== Supplied information ==
--- begin ---
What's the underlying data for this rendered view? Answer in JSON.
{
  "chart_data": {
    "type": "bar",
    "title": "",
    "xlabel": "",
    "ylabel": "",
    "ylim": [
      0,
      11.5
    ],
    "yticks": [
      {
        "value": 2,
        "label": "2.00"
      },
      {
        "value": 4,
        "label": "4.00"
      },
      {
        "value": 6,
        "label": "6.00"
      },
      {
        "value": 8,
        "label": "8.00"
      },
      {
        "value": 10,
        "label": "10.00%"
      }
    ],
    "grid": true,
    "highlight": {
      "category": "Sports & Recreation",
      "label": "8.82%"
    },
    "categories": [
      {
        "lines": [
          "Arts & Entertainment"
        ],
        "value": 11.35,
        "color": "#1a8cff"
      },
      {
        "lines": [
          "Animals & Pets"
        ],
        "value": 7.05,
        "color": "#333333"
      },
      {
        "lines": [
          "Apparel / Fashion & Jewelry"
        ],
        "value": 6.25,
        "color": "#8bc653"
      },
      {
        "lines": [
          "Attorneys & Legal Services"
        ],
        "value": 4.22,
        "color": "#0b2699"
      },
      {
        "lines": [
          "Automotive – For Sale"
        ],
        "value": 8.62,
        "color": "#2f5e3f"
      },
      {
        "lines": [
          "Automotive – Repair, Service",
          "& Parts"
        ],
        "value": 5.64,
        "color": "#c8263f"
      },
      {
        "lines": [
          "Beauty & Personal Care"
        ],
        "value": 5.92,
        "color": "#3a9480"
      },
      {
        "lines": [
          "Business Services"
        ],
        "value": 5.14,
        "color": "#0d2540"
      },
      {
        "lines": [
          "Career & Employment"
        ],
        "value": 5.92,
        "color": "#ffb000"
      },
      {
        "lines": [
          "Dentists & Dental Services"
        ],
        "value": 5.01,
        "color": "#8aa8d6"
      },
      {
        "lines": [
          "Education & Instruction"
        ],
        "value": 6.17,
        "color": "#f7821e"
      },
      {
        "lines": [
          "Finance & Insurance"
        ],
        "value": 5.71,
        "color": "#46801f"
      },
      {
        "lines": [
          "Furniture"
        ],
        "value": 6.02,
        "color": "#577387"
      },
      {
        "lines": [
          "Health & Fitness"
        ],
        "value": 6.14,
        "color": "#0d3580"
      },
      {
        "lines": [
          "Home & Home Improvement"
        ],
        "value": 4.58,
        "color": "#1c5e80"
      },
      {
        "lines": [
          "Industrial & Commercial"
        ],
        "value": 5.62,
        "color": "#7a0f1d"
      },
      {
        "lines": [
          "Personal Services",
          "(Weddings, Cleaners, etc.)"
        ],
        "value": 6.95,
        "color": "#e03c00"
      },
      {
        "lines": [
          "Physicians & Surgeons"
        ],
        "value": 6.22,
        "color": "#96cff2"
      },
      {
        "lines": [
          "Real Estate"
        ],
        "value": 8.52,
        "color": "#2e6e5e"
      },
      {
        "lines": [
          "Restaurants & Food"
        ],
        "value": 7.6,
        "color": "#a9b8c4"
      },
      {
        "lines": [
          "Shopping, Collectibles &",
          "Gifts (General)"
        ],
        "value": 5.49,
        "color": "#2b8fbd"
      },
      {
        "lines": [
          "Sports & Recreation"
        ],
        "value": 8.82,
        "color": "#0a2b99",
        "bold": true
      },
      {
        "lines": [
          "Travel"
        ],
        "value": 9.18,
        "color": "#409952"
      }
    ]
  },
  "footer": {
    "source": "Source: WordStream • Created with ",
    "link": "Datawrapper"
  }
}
--- end ---
== What is asked ==
Pull out all lines in the data above that include "Recreation".

== Response to this exercise ==
      "category": "Sports & Recreation",
          "Sports & Recreation"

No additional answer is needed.